◆ What you have to do: Locate the string "object" in the listing below. Copy every line where it is found.

— Start —

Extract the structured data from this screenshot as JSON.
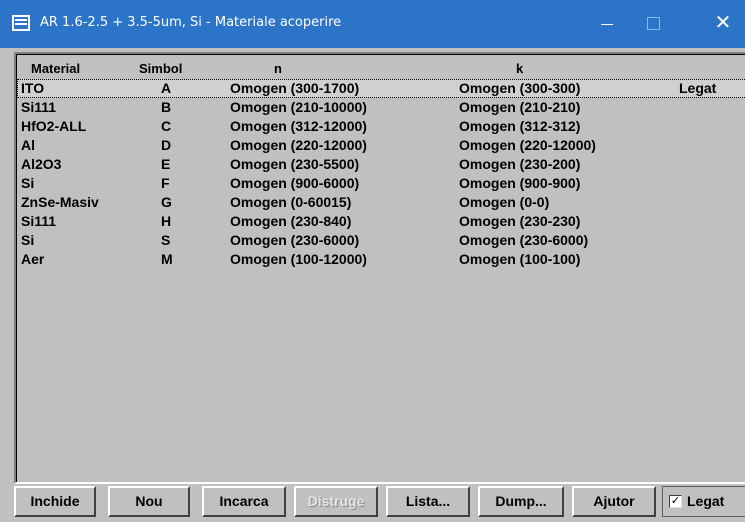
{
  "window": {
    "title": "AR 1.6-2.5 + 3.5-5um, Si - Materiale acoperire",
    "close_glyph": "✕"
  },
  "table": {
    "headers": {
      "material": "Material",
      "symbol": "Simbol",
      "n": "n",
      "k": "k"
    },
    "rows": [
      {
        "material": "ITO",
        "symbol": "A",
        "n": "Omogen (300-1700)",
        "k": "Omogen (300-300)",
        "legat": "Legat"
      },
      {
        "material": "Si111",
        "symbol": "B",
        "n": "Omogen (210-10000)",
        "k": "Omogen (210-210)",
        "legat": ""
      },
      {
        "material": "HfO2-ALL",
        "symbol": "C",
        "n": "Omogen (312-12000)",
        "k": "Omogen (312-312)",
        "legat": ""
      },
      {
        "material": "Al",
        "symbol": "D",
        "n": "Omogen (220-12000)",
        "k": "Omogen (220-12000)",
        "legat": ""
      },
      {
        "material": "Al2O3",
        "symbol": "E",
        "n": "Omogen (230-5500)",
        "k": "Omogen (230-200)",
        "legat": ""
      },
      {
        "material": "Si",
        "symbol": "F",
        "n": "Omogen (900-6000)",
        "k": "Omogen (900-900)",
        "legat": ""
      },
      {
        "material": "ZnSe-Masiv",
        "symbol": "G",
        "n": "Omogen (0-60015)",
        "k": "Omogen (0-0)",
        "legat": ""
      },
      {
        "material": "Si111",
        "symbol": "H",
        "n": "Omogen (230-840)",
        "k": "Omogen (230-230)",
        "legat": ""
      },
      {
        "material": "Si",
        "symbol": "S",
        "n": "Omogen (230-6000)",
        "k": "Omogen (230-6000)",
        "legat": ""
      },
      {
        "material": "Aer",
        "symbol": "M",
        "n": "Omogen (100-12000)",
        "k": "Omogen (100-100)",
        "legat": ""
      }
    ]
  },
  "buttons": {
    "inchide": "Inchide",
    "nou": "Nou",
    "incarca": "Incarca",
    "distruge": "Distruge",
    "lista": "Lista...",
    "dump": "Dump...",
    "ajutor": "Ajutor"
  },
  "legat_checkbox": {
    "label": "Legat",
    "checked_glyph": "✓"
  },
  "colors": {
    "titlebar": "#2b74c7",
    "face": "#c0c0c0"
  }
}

— End —
— Start —

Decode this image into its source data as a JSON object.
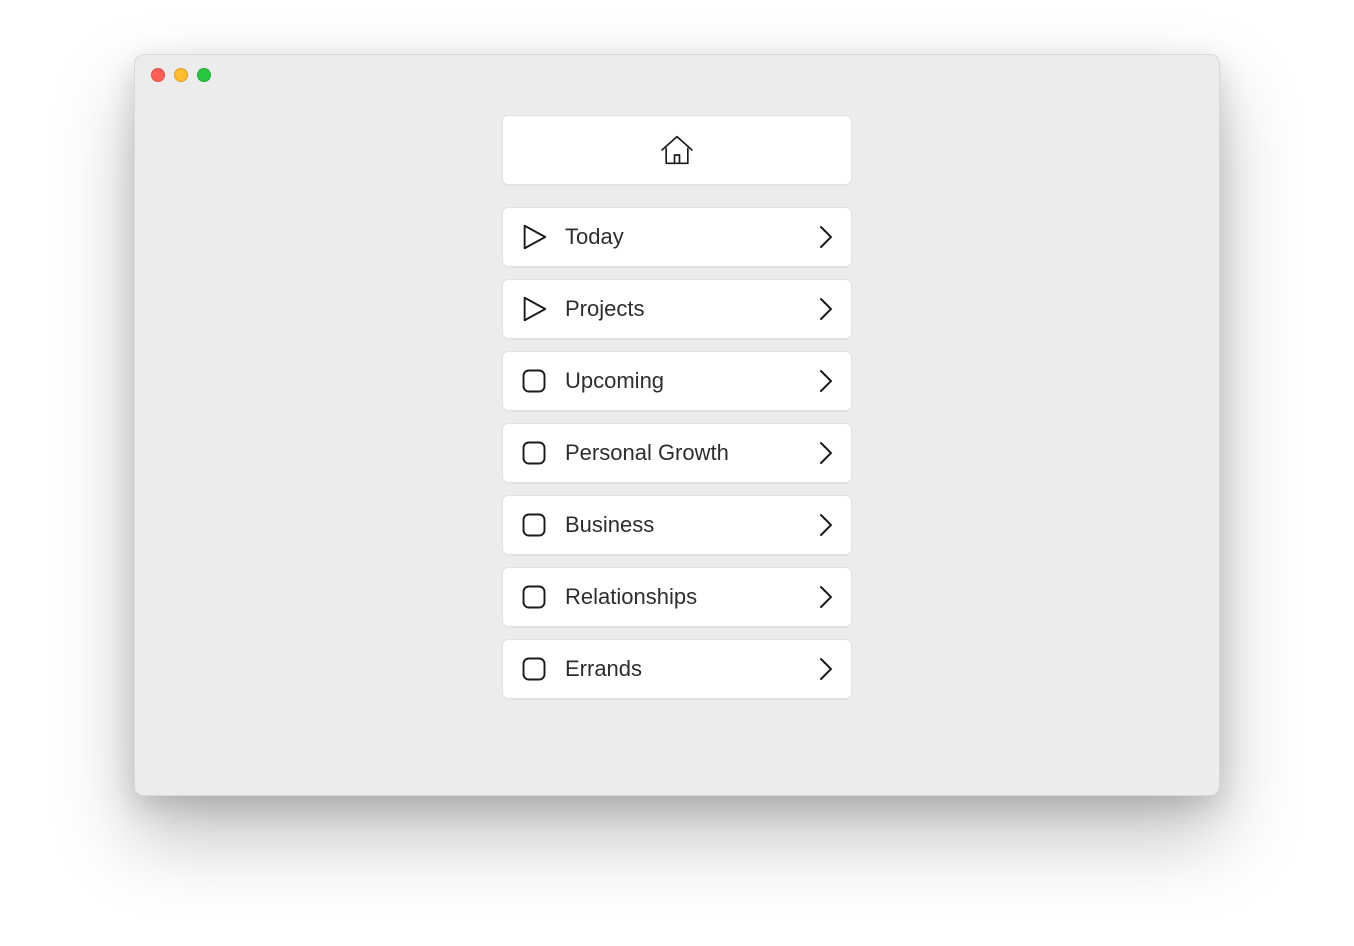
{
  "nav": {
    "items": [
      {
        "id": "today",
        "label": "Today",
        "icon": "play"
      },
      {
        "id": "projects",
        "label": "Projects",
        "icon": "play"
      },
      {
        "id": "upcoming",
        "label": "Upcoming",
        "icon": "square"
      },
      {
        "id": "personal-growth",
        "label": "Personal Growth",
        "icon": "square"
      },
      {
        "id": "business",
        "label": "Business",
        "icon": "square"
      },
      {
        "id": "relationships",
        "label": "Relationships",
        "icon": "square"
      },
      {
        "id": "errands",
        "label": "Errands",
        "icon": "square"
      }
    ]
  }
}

— End —
— Start —

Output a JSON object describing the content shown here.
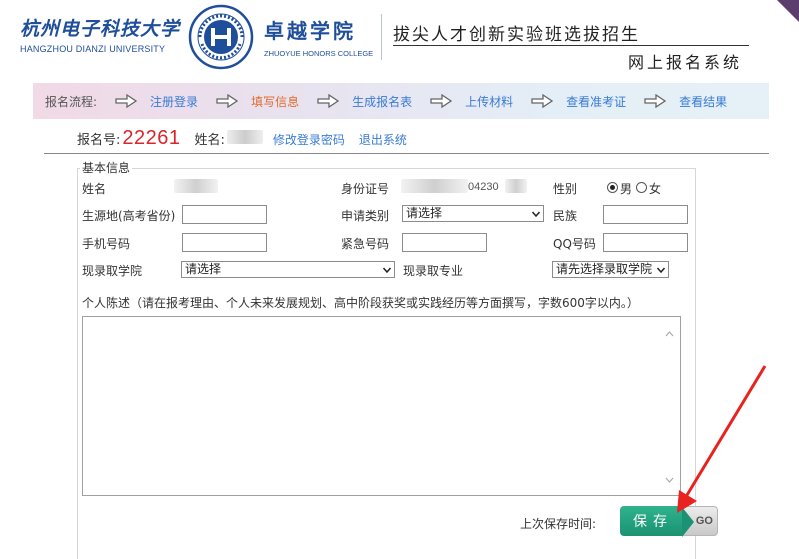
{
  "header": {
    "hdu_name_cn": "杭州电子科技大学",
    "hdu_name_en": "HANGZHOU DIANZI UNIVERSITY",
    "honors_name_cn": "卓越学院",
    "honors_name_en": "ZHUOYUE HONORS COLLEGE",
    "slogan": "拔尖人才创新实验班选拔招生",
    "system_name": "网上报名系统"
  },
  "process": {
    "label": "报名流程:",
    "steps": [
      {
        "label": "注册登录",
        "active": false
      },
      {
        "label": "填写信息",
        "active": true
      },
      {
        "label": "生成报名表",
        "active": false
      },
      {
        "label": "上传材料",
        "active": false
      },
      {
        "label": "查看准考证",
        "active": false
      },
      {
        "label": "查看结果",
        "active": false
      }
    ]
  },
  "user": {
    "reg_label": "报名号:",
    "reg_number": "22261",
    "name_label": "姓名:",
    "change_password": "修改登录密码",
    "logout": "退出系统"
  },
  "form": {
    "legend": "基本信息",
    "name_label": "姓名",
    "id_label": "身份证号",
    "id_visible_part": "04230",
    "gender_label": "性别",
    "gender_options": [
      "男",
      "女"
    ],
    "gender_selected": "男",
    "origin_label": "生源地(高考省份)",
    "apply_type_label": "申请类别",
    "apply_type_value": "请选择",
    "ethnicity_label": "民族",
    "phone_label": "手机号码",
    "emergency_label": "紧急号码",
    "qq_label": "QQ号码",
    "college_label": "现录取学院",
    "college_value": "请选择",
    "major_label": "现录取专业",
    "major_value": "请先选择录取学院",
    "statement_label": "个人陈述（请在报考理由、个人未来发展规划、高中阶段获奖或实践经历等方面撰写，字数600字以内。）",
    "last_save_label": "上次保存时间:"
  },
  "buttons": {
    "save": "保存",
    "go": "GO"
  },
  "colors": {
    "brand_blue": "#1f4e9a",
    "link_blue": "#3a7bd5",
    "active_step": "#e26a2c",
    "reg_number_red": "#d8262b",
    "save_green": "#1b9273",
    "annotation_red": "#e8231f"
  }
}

— End —

◆ Response:
Decode this image into its source data as a JSON object.
Output a JSON object describing the content shown here.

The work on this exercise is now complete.